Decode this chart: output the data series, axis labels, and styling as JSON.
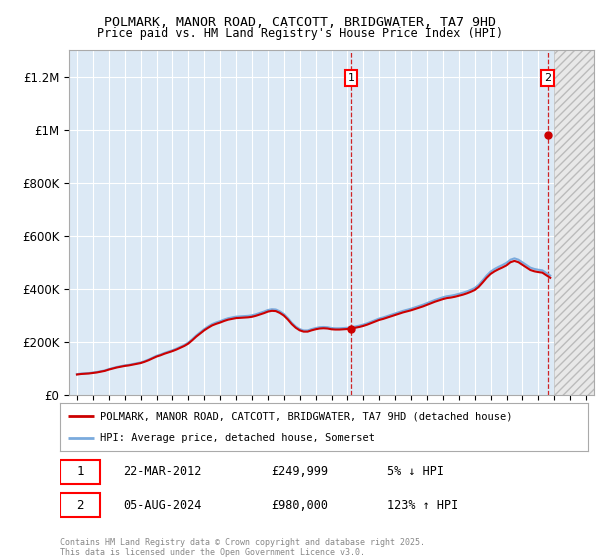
{
  "title": "POLMARK, MANOR ROAD, CATCOTT, BRIDGWATER, TA7 9HD",
  "subtitle": "Price paid vs. HM Land Registry's House Price Index (HPI)",
  "background_color": "#dce9f5",
  "hpi_color": "#7aaadd",
  "property_color": "#cc0000",
  "ylim": [
    0,
    1300000
  ],
  "yticks": [
    0,
    200000,
    400000,
    600000,
    800000,
    1000000,
    1200000
  ],
  "ytick_labels": [
    "£0",
    "£200K",
    "£400K",
    "£600K",
    "£800K",
    "£1M",
    "£1.2M"
  ],
  "xmin": 1994.5,
  "xmax": 2027.5,
  "sale1_year": 2012.22,
  "sale1_price": 249999,
  "sale2_year": 2024.58,
  "sale2_price": 980000,
  "sale1_label": "1",
  "sale2_label": "2",
  "sale1_date": "22-MAR-2012",
  "sale1_amount": "£249,999",
  "sale1_hpi": "5% ↓ HPI",
  "sale2_date": "05-AUG-2024",
  "sale2_amount": "£980,000",
  "sale2_hpi": "123% ↑ HPI",
  "legend_line1": "POLMARK, MANOR ROAD, CATCOTT, BRIDGWATER, TA7 9HD (detached house)",
  "legend_line2": "HPI: Average price, detached house, Somerset",
  "footer": "Contains HM Land Registry data © Crown copyright and database right 2025.\nThis data is licensed under the Open Government Licence v3.0.",
  "future_start_year": 2025.0,
  "hpi_data_years": [
    1995,
    1995.25,
    1995.5,
    1995.75,
    1996,
    1996.25,
    1996.5,
    1996.75,
    1997,
    1997.25,
    1997.5,
    1997.75,
    1998,
    1998.25,
    1998.5,
    1998.75,
    1999,
    1999.25,
    1999.5,
    1999.75,
    2000,
    2000.25,
    2000.5,
    2000.75,
    2001,
    2001.25,
    2001.5,
    2001.75,
    2002,
    2002.25,
    2002.5,
    2002.75,
    2003,
    2003.25,
    2003.5,
    2003.75,
    2004,
    2004.25,
    2004.5,
    2004.75,
    2005,
    2005.25,
    2005.5,
    2005.75,
    2006,
    2006.25,
    2006.5,
    2006.75,
    2007,
    2007.25,
    2007.5,
    2007.75,
    2008,
    2008.25,
    2008.5,
    2008.75,
    2009,
    2009.25,
    2009.5,
    2009.75,
    2010,
    2010.25,
    2010.5,
    2010.75,
    2011,
    2011.25,
    2011.5,
    2011.75,
    2012,
    2012.25,
    2012.5,
    2012.75,
    2013,
    2013.25,
    2013.5,
    2013.75,
    2014,
    2014.25,
    2014.5,
    2014.75,
    2015,
    2015.25,
    2015.5,
    2015.75,
    2016,
    2016.25,
    2016.5,
    2016.75,
    2017,
    2017.25,
    2017.5,
    2017.75,
    2018,
    2018.25,
    2018.5,
    2018.75,
    2019,
    2019.25,
    2019.5,
    2019.75,
    2020,
    2020.25,
    2020.5,
    2020.75,
    2021,
    2021.25,
    2021.5,
    2021.75,
    2022,
    2022.25,
    2022.5,
    2022.75,
    2023,
    2023.25,
    2023.5,
    2023.75,
    2024,
    2024.25,
    2024.5,
    2024.75
  ],
  "hpi_data_values": [
    78000,
    80000,
    81000,
    82000,
    84000,
    86000,
    89000,
    92000,
    97000,
    101000,
    105000,
    108000,
    111000,
    113000,
    116000,
    119000,
    122000,
    127000,
    133000,
    140000,
    147000,
    152000,
    158000,
    163000,
    168000,
    174000,
    181000,
    188000,
    197000,
    210000,
    224000,
    236000,
    248000,
    258000,
    267000,
    273000,
    278000,
    284000,
    289000,
    292000,
    295000,
    296000,
    297000,
    298000,
    300000,
    304000,
    309000,
    314000,
    320000,
    323000,
    322000,
    315000,
    305000,
    290000,
    272000,
    258000,
    248000,
    243000,
    243000,
    248000,
    252000,
    255000,
    256000,
    255000,
    252000,
    251000,
    251000,
    252000,
    253000,
    255000,
    258000,
    261000,
    265000,
    270000,
    276000,
    282000,
    288000,
    292000,
    297000,
    302000,
    307000,
    312000,
    317000,
    321000,
    325000,
    330000,
    335000,
    340000,
    346000,
    352000,
    358000,
    363000,
    368000,
    372000,
    374000,
    377000,
    381000,
    385000,
    390000,
    396000,
    403000,
    415000,
    432000,
    450000,
    465000,
    475000,
    483000,
    490000,
    498000,
    510000,
    515000,
    510000,
    500000,
    490000,
    480000,
    475000,
    472000,
    470000,
    460000,
    450000
  ],
  "property_data_years": [
    2012.22,
    2024.58
  ],
  "property_data_values": [
    249999,
    980000
  ]
}
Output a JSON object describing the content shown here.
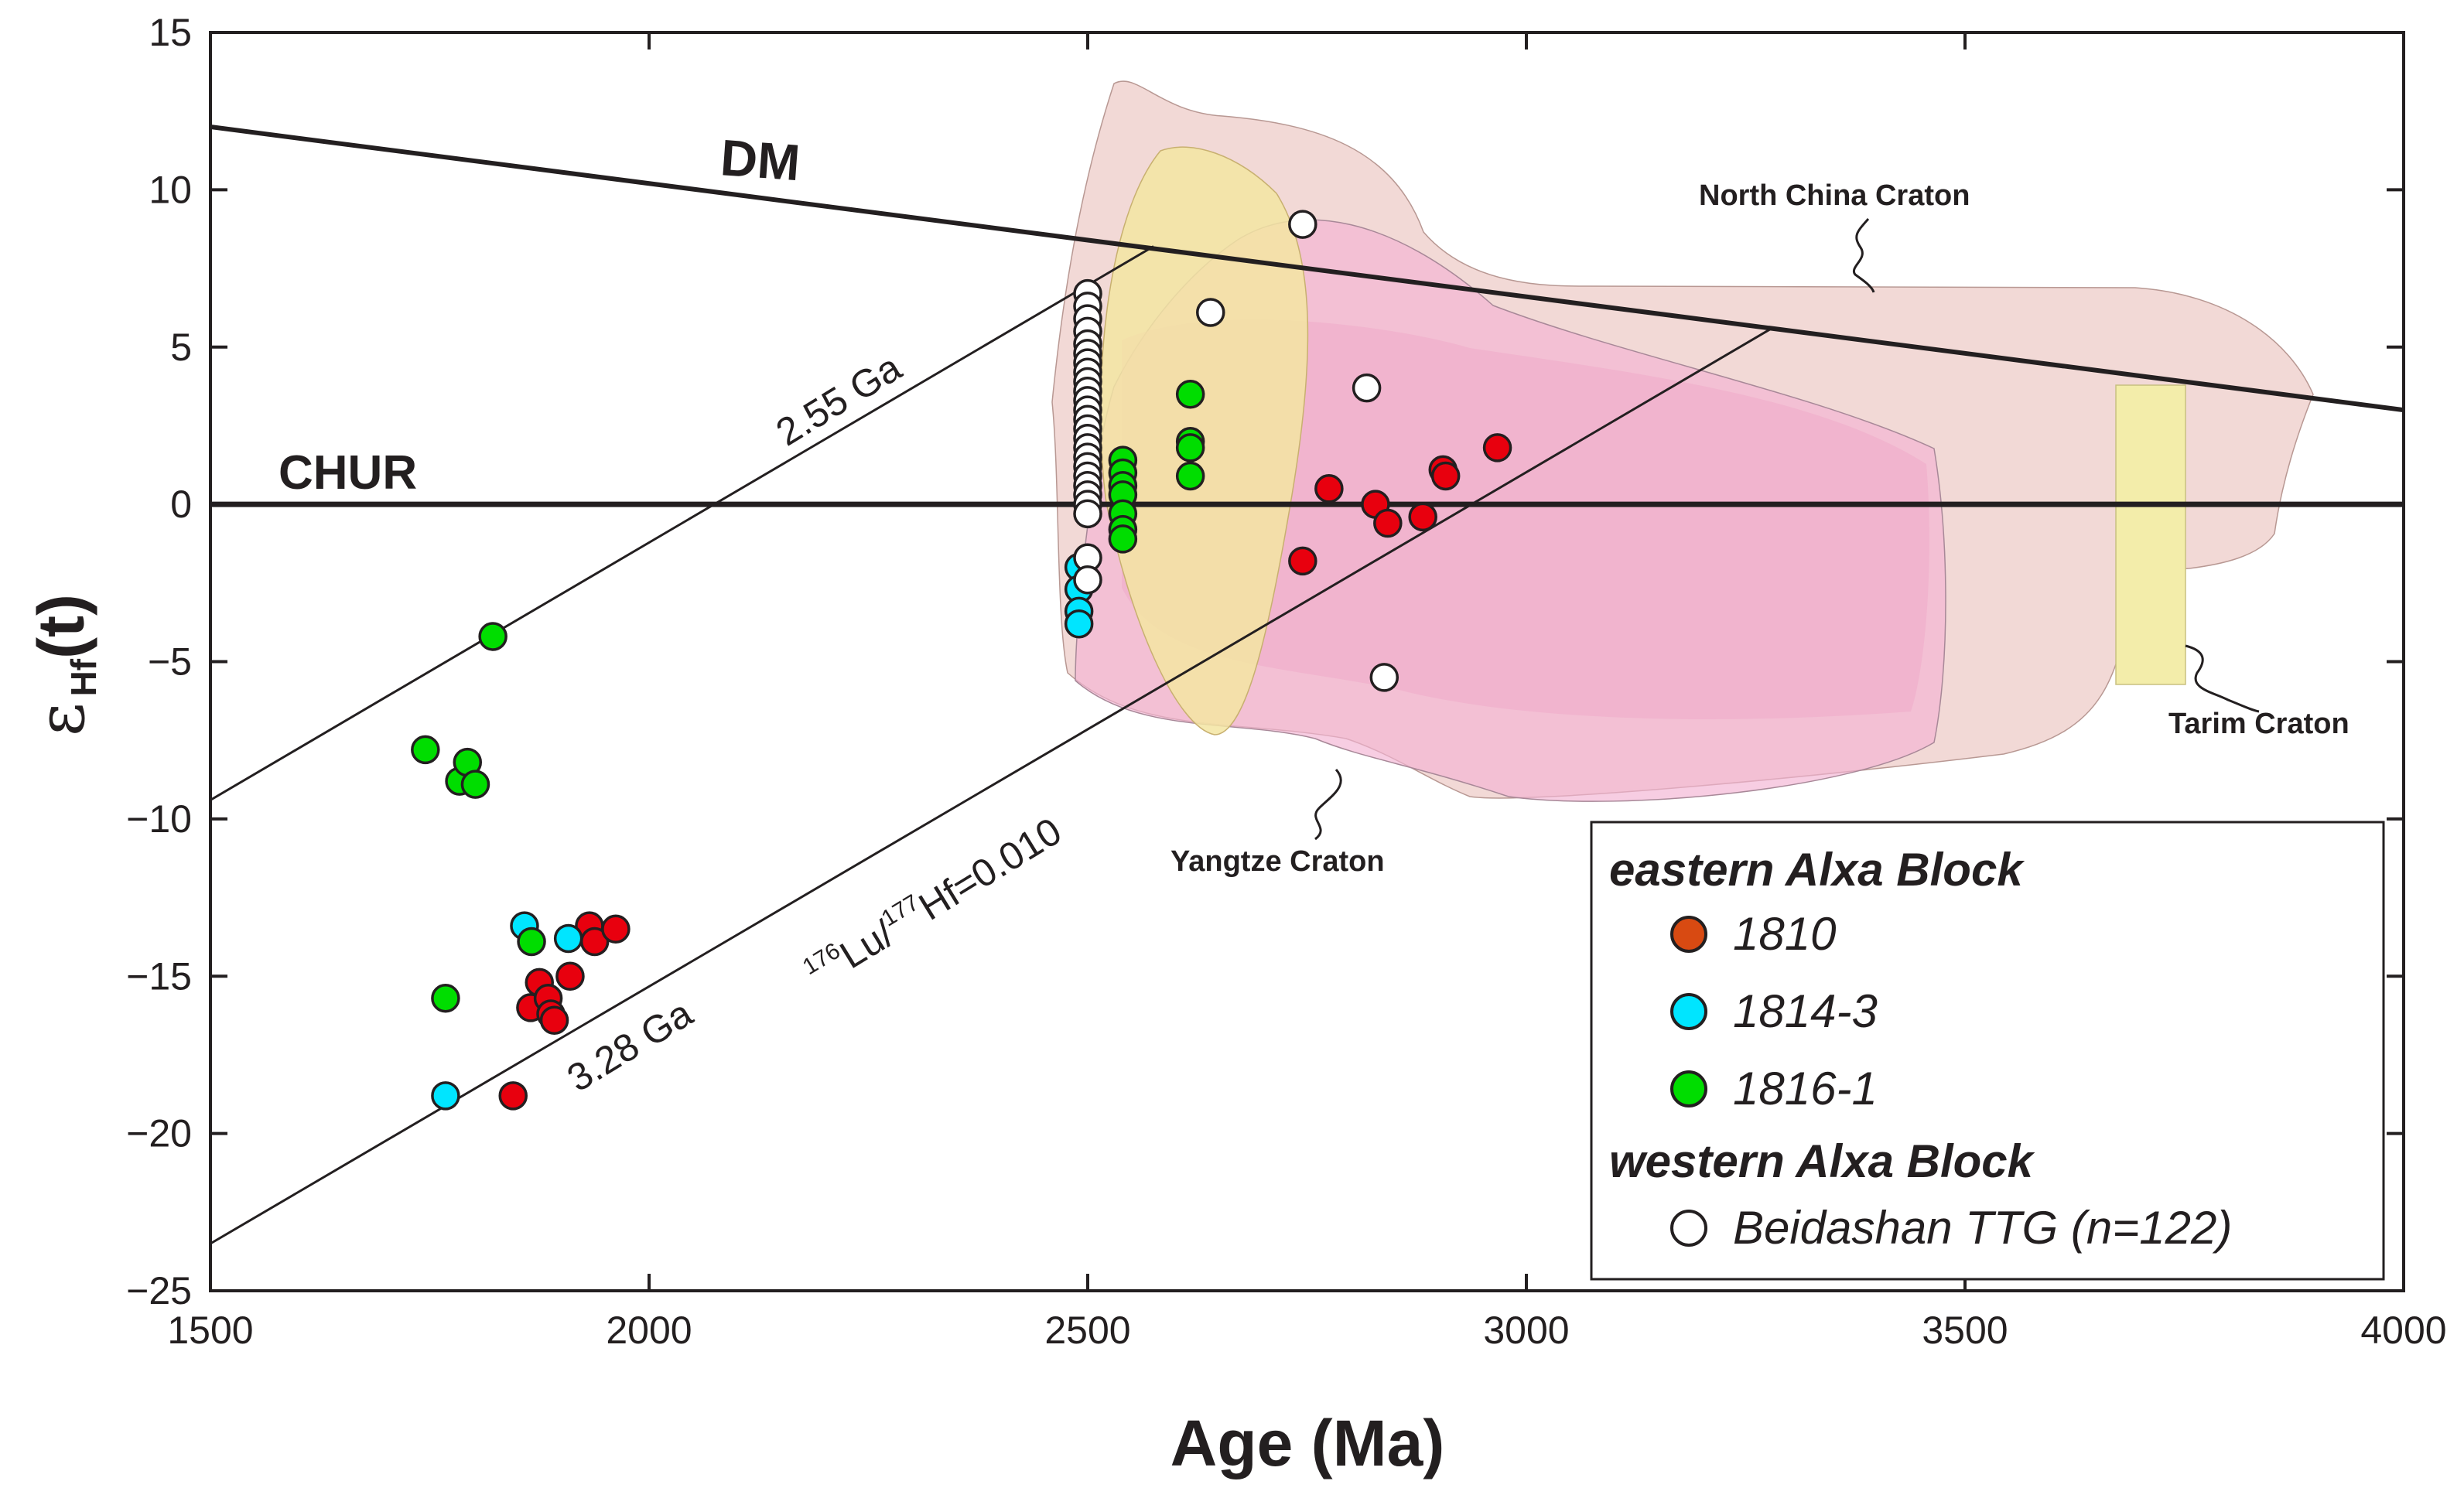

* * * * *

Copy every line in the records above that contains the word "Registry".

  "subtitle": "Price paid vs. HM Land Registry's House Price Index (HPI)",
  "footer": "Contains HM Land Registry data © Crown copyright and database right 2025.\nThis data is licensed under the Open Government Licence v3.0.",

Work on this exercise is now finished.